- [Aim of the task]: Transcribe the entries below exactly.

- [Material for the task]:
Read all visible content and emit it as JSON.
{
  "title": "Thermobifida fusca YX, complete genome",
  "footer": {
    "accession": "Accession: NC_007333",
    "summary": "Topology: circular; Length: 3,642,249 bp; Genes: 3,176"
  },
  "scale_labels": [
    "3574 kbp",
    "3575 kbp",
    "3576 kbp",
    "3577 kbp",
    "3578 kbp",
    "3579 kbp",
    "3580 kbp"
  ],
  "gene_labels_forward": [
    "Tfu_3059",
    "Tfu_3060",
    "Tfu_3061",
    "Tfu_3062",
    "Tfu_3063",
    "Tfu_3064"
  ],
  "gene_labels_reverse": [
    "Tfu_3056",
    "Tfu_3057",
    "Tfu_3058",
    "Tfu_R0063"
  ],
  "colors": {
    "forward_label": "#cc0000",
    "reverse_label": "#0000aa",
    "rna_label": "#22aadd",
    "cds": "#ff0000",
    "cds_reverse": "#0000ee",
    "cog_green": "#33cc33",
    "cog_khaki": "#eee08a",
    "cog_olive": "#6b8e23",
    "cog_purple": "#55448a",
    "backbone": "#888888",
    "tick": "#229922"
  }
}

- [Exercise answer]:
Read all visible content and emit it as JSON.
{
  "title": "Thermobifida fusca YX, complete genome",
  "footer": {
    "accession": "Accession: NC_007333",
    "summary": "Topology: circular; Length: 3,642,249 bp; Genes: 3,176"
  },
  "scale_labels": [
    "3574 kbp",
    "3575 kbp",
    "3576 kbp",
    "3577 kbp",
    "3578 kbp",
    "3579 kbp",
    "3580 kbp"
  ],
  "gene_labels_forward": [
    "Tfu_3059",
    "Tfu_3060",
    "Tfu_3061",
    "Tfu_3062",
    "Tfu_3063",
    "Tfu_3064"
  ],
  "gene_labels_reverse": [
    "Tfu_3056",
    "Tfu_3057",
    "Tfu_3058",
    "Tfu_R0063"
  ],
  "colors": {
    "forward_label": "#cc0000",
    "reverse_label": "#0000aa",
    "rna_label": "#22aadd",
    "cds": "#ff0000",
    "cds_reverse": "#0000ee",
    "cog_green": "#33cc33",
    "cog_khaki": "#eee08a",
    "cog_olive": "#6b8e23",
    "cog_purple": "#55448a",
    "backbone": "#888888",
    "tick": "#229922"
  }
}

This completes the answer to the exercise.